--- start ---
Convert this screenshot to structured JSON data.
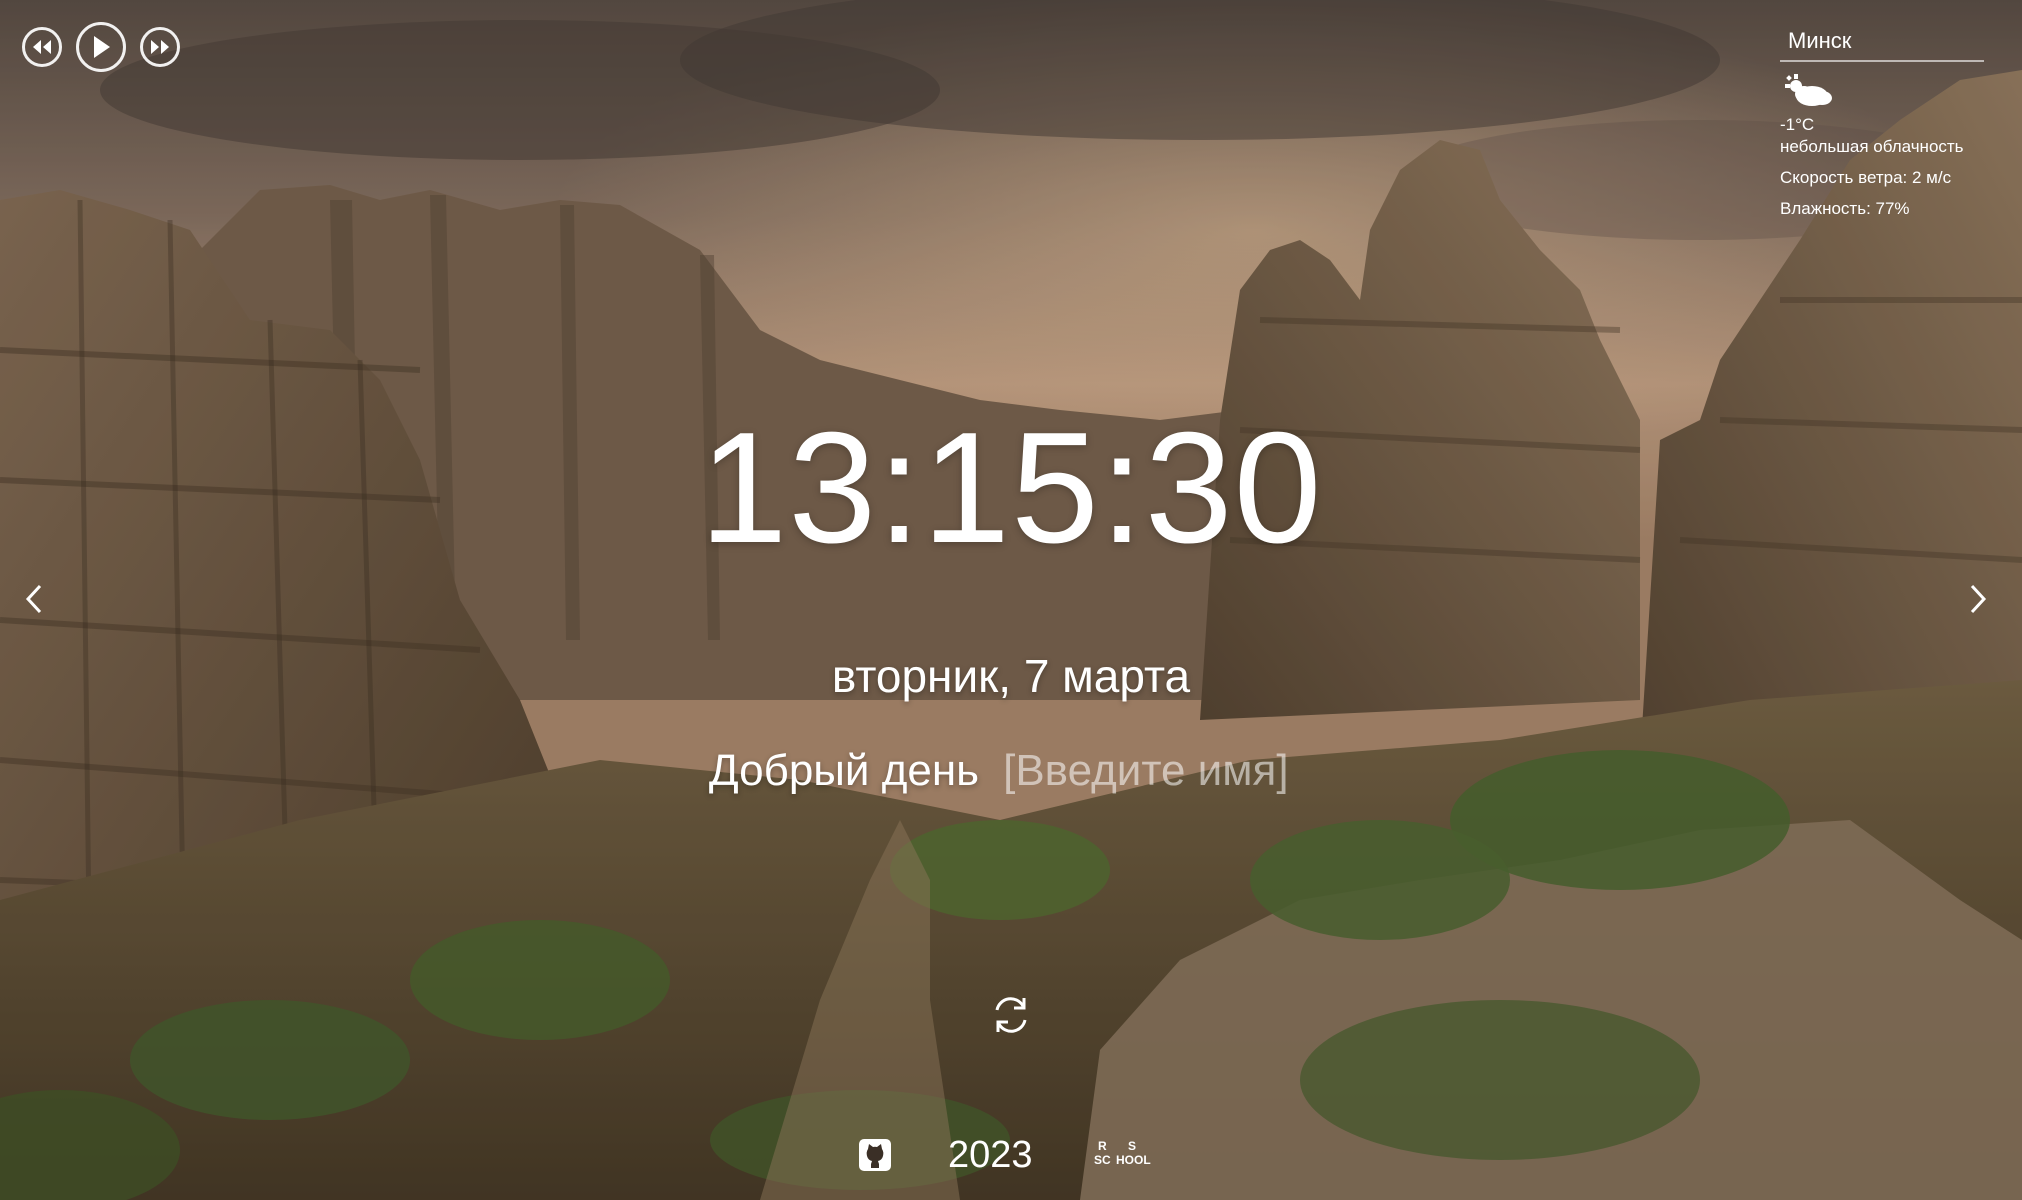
{
  "player": {
    "prev_icon": "rewind-icon",
    "play_icon": "play-icon",
    "next_icon": "fast-forward-icon"
  },
  "weather": {
    "city": "Минск",
    "icon": "cloudy-icon",
    "temperature": "-1°C",
    "description": "небольшая облачность",
    "wind": "Скорость ветра: 2 м/с",
    "humidity": "Влажность: 77%"
  },
  "clock": {
    "time": "13:15:30",
    "date": "вторник, 7 марта"
  },
  "greeting": {
    "text": "Добрый день",
    "name_placeholder": "[Введите имя]"
  },
  "slider": {
    "prev_icon": "chevron-left-icon",
    "next_icon": "chevron-right-icon"
  },
  "quote": {
    "refresh_icon": "refresh-icon"
  },
  "footer": {
    "github_icon": "github-icon",
    "year": "2023",
    "school_logo_text": "RS SCHOOL"
  },
  "colors": {
    "text": "#ffffff"
  }
}
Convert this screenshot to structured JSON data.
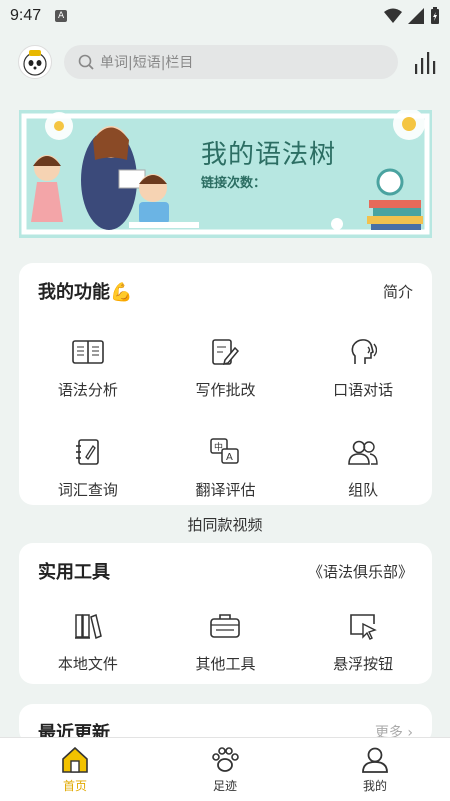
{
  "status_bar": {
    "time": "9:47",
    "badge": "A"
  },
  "search": {
    "placeholder": "单词|短语|栏目"
  },
  "banner": {
    "title": "我的语法树",
    "subtitle": "链接次数："
  },
  "functions": {
    "title": "我的功能💪",
    "link": "简介",
    "items": [
      {
        "label": "语法分析",
        "icon": "book-icon"
      },
      {
        "label": "写作批改",
        "icon": "edit-document-icon"
      },
      {
        "label": "口语对话",
        "icon": "voice-head-icon"
      },
      {
        "label": "词汇查询",
        "icon": "notebook-icon"
      },
      {
        "label": "翻译评估",
        "icon": "translate-icon"
      },
      {
        "label": "组队",
        "icon": "team-icon"
      }
    ]
  },
  "video_link": "拍同款视频",
  "tools": {
    "title": "实用工具",
    "link": "《语法俱乐部》",
    "items": [
      {
        "label": "本地文件",
        "icon": "library-icon"
      },
      {
        "label": "其他工具",
        "icon": "toolbox-icon"
      },
      {
        "label": "悬浮按钮",
        "icon": "cursor-window-icon"
      }
    ]
  },
  "recent": {
    "title": "最近更新",
    "more": "更多 ›"
  },
  "bottom_nav": [
    {
      "label": "首页",
      "icon": "home-icon",
      "active": true
    },
    {
      "label": "足迹",
      "icon": "paw-icon",
      "active": false
    },
    {
      "label": "我的",
      "icon": "user-icon",
      "active": false
    }
  ],
  "colors": {
    "accent": "#e0a800",
    "banner_bg": "#b7e7e1",
    "banner_text": "#2c6e63",
    "page_bg": "#eef3f1"
  }
}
--- end ---
# [Exercise aim]
All of the entries need to be transcribed word for word; pictures are left out.

# [Response to this exercise]
Convert this screenshot to structured JSON data.
{
  "player": {
    "prev_icon": "rewind-icon",
    "play_icon": "play-icon",
    "next_icon": "fast-forward-icon"
  },
  "weather": {
    "city": "Минск",
    "icon": "cloudy-icon",
    "temperature": "-1°C",
    "description": "небольшая облачность",
    "wind": "Скорость ветра: 2 м/с",
    "humidity": "Влажность: 77%"
  },
  "clock": {
    "time": "13:15:30",
    "date": "вторник, 7 марта"
  },
  "greeting": {
    "text": "Добрый день",
    "name_placeholder": "[Введите имя]"
  },
  "slider": {
    "prev_icon": "chevron-left-icon",
    "next_icon": "chevron-right-icon"
  },
  "quote": {
    "refresh_icon": "refresh-icon"
  },
  "footer": {
    "github_icon": "github-icon",
    "year": "2023",
    "school_logo_text": "RS SCHOOL"
  },
  "colors": {
    "text": "#ffffff"
  }
}
Convert this screenshot to structured JSON data.
{
  "status_bar": {
    "time": "9:47",
    "badge": "A"
  },
  "search": {
    "placeholder": "单词|短语|栏目"
  },
  "banner": {
    "title": "我的语法树",
    "subtitle": "链接次数："
  },
  "functions": {
    "title": "我的功能💪",
    "link": "简介",
    "items": [
      {
        "label": "语法分析",
        "icon": "book-icon"
      },
      {
        "label": "写作批改",
        "icon": "edit-document-icon"
      },
      {
        "label": "口语对话",
        "icon": "voice-head-icon"
      },
      {
        "label": "词汇查询",
        "icon": "notebook-icon"
      },
      {
        "label": "翻译评估",
        "icon": "translate-icon"
      },
      {
        "label": "组队",
        "icon": "team-icon"
      }
    ]
  },
  "video_link": "拍同款视频",
  "tools": {
    "title": "实用工具",
    "link": "《语法俱乐部》",
    "items": [
      {
        "label": "本地文件",
        "icon": "library-icon"
      },
      {
        "label": "其他工具",
        "icon": "toolbox-icon"
      },
      {
        "label": "悬浮按钮",
        "icon": "cursor-window-icon"
      }
    ]
  },
  "recent": {
    "title": "最近更新",
    "more": "更多 ›"
  },
  "bottom_nav": [
    {
      "label": "首页",
      "icon": "home-icon",
      "active": true
    },
    {
      "label": "足迹",
      "icon": "paw-icon",
      "active": false
    },
    {
      "label": "我的",
      "icon": "user-icon",
      "active": false
    }
  ],
  "colors": {
    "accent": "#e0a800",
    "banner_bg": "#b7e7e1",
    "banner_text": "#2c6e63",
    "page_bg": "#eef3f1"
  }
}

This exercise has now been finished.